━━ Entries provided ━━
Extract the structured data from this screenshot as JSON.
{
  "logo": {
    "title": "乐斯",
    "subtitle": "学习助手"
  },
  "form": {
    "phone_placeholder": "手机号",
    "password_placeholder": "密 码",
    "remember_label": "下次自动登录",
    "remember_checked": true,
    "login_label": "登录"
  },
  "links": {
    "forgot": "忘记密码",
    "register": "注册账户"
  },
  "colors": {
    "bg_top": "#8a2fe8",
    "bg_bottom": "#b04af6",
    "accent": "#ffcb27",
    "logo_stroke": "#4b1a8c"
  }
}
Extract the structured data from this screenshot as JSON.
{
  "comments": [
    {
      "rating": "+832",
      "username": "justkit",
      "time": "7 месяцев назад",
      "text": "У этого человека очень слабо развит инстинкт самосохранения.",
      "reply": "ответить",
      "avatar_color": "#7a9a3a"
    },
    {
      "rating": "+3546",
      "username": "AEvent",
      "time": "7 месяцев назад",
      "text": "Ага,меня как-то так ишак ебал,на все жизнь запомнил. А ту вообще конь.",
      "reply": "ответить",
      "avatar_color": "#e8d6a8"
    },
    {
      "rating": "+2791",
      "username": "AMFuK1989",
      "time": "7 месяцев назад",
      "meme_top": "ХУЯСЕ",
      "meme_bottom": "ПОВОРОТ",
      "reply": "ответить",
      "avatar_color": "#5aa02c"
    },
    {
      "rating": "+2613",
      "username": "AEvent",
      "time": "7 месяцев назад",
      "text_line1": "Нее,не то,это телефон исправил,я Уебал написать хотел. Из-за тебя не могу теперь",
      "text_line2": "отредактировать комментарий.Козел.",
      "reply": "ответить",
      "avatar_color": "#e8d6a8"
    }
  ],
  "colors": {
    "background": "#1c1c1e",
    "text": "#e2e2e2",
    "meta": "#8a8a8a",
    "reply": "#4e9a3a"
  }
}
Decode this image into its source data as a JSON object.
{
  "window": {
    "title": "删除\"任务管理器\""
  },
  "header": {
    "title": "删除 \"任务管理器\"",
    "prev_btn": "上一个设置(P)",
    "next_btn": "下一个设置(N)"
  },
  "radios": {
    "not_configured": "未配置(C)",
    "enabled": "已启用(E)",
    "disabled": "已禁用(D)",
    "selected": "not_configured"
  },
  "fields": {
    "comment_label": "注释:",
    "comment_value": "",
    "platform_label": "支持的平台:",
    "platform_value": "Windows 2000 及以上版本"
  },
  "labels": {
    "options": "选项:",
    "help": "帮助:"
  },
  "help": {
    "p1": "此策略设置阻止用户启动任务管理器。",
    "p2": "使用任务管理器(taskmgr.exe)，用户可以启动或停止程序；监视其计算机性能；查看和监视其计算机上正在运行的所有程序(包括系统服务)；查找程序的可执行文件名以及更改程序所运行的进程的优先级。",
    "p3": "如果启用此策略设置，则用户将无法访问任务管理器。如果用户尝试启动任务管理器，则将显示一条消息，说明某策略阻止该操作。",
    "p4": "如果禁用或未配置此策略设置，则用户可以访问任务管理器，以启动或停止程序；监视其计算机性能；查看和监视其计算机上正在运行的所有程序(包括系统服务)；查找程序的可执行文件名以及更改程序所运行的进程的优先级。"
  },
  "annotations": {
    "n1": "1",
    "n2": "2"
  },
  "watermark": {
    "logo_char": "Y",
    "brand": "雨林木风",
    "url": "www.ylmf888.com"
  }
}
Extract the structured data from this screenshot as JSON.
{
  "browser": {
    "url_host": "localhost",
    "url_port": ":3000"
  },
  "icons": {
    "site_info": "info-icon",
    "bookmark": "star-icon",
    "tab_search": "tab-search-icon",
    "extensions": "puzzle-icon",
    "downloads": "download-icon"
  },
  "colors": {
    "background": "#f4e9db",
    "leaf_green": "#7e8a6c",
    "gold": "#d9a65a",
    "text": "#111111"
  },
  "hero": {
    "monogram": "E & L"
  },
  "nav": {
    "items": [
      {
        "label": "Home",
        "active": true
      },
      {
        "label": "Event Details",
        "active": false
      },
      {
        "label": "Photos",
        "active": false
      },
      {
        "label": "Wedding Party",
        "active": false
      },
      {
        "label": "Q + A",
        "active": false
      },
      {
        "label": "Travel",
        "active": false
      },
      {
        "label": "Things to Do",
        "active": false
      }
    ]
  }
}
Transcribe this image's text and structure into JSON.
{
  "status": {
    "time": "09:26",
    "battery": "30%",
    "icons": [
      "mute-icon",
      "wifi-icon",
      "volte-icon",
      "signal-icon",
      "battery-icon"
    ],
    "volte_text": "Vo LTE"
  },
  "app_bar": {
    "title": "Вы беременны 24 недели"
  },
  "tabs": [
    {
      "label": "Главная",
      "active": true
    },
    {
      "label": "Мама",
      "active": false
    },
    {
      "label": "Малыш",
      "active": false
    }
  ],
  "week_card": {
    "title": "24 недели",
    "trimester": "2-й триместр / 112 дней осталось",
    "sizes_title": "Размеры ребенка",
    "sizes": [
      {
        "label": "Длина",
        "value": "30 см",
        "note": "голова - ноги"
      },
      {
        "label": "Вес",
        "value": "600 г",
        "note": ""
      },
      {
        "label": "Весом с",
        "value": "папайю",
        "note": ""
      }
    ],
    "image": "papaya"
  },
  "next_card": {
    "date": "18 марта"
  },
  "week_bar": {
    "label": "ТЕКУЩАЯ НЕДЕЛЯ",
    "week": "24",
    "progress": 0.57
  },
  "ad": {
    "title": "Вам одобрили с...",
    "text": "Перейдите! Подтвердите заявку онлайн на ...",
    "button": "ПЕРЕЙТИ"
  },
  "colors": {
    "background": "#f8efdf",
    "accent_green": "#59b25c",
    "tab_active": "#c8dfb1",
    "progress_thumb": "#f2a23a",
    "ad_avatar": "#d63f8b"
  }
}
━━━
Copy the material above verbatim.

Task output
Extract the structured data from this screenshot as JSON.
{
  "logo": {
    "title": "乐斯",
    "subtitle": "学习助手"
  },
  "form": {
    "phone_placeholder": "手机号",
    "password_placeholder": "密 码",
    "remember_label": "下次自动登录",
    "remember_checked": true,
    "login_label": "登录"
  },
  "links": {
    "forgot": "忘记密码",
    "register": "注册账户"
  },
  "colors": {
    "bg_top": "#8a2fe8",
    "bg_bottom": "#b04af6",
    "accent": "#ffcb27",
    "logo_stroke": "#4b1a8c"
  }
}
Extract the structured data from this screenshot as JSON.
{
  "comments": [
    {
      "rating": "+832",
      "username": "justkit",
      "time": "7 месяцев назад",
      "text": "У этого человека очень слабо развит инстинкт самосохранения.",
      "reply": "ответить",
      "avatar_color": "#7a9a3a"
    },
    {
      "rating": "+3546",
      "username": "AEvent",
      "time": "7 месяцев назад",
      "text": "Ага,меня как-то так ишак ебал,на все жизнь запомнил. А ту вообще конь.",
      "reply": "ответить",
      "avatar_color": "#e8d6a8"
    },
    {
      "rating": "+2791",
      "username": "AMFuK1989",
      "time": "7 месяцев назад",
      "meme_top": "ХУЯСЕ",
      "meme_bottom": "ПОВОРОТ",
      "reply": "ответить",
      "avatar_color": "#5aa02c"
    },
    {
      "rating": "+2613",
      "username": "AEvent",
      "time": "7 месяцев назад",
      "text_line1": "Нее,не то,это телефон исправил,я Уебал написать хотел. Из-за тебя не могу теперь",
      "text_line2": "отредактировать комментарий.Козел.",
      "reply": "ответить",
      "avatar_color": "#e8d6a8"
    }
  ],
  "colors": {
    "background": "#1c1c1e",
    "text": "#e2e2e2",
    "meta": "#8a8a8a",
    "reply": "#4e9a3a"
  }
}
Decode this image into its source data as a JSON object.
{
  "window": {
    "title": "删除\"任务管理器\""
  },
  "header": {
    "title": "删除 \"任务管理器\"",
    "prev_btn": "上一个设置(P)",
    "next_btn": "下一个设置(N)"
  },
  "radios": {
    "not_configured": "未配置(C)",
    "enabled": "已启用(E)",
    "disabled": "已禁用(D)",
    "selected": "not_configured"
  },
  "fields": {
    "comment_label": "注释:",
    "comment_value": "",
    "platform_label": "支持的平台:",
    "platform_value": "Windows 2000 及以上版本"
  },
  "labels": {
    "options": "选项:",
    "help": "帮助:"
  },
  "help": {
    "p1": "此策略设置阻止用户启动任务管理器。",
    "p2": "使用任务管理器(taskmgr.exe)，用户可以启动或停止程序；监视其计算机性能；查看和监视其计算机上正在运行的所有程序(包括系统服务)；查找程序的可执行文件名以及更改程序所运行的进程的优先级。",
    "p3": "如果启用此策略设置，则用户将无法访问任务管理器。如果用户尝试启动任务管理器，则将显示一条消息，说明某策略阻止该操作。",
    "p4": "如果禁用或未配置此策略设置，则用户可以访问任务管理器，以启动或停止程序；监视其计算机性能；查看和监视其计算机上正在运行的所有程序(包括系统服务)；查找程序的可执行文件名以及更改程序所运行的进程的优先级。"
  },
  "annotations": {
    "n1": "1",
    "n2": "2"
  },
  "watermark": {
    "logo_char": "Y",
    "brand": "雨林木风",
    "url": "www.ylmf888.com"
  }
}
Extract the structured data from this screenshot as JSON.
{
  "browser": {
    "url_host": "localhost",
    "url_port": ":3000"
  },
  "icons": {
    "site_info": "info-icon",
    "bookmark": "star-icon",
    "tab_search": "tab-search-icon",
    "extensions": "puzzle-icon",
    "downloads": "download-icon"
  },
  "colors": {
    "background": "#f4e9db",
    "leaf_green": "#7e8a6c",
    "gold": "#d9a65a",
    "text": "#111111"
  },
  "hero": {
    "monogram": "E & L"
  },
  "nav": {
    "items": [
      {
        "label": "Home",
        "active": true
      },
      {
        "label": "Event Details",
        "active": false
      },
      {
        "label": "Photos",
        "active": false
      },
      {
        "label": "Wedding Party",
        "active": false
      },
      {
        "label": "Q + A",
        "active": false
      },
      {
        "label": "Travel",
        "active": false
      },
      {
        "label": "Things to Do",
        "active": false
      }
    ]
  }
}
Transcribe this image's text and structure into JSON.
{
  "status": {
    "time": "09:26",
    "battery": "30%",
    "icons": [
      "mute-icon",
      "wifi-icon",
      "volte-icon",
      "signal-icon",
      "battery-icon"
    ],
    "volte_text": "Vo LTE"
  },
  "app_bar": {
    "title": "Вы беременны 24 недели"
  },
  "tabs": [
    {
      "label": "Главная",
      "active": true
    },
    {
      "label": "Мама",
      "active": false
    },
    {
      "label": "Малыш",
      "active": false
    }
  ],
  "week_card": {
    "title": "24 недели",
    "trimester": "2-й триместр / 112 дней осталось",
    "sizes_title": "Размеры ребенка",
    "sizes": [
      {
        "label": "Длина",
        "value": "30 см",
        "note": "голова - ноги"
      },
      {
        "label": "Вес",
        "value": "600 г",
        "note": ""
      },
      {
        "label": "Весом с",
        "value": "папайю",
        "note": ""
      }
    ],
    "image": "papaya"
  },
  "next_card": {
    "date": "18 марта"
  },
  "week_bar": {
    "label": "ТЕКУЩАЯ НЕДЕЛЯ",
    "week": "24",
    "progress": 0.57
  },
  "ad": {
    "title": "Вам одобрили с...",
    "text": "Перейдите! Подтвердите заявку онлайн на ...",
    "button": "ПЕРЕЙТИ"
  },
  "colors": {
    "background": "#f8efdf",
    "accent_green": "#59b25c",
    "tab_active": "#c8dfb1",
    "progress_thumb": "#f2a23a",
    "ad_avatar": "#d63f8b"
  }
}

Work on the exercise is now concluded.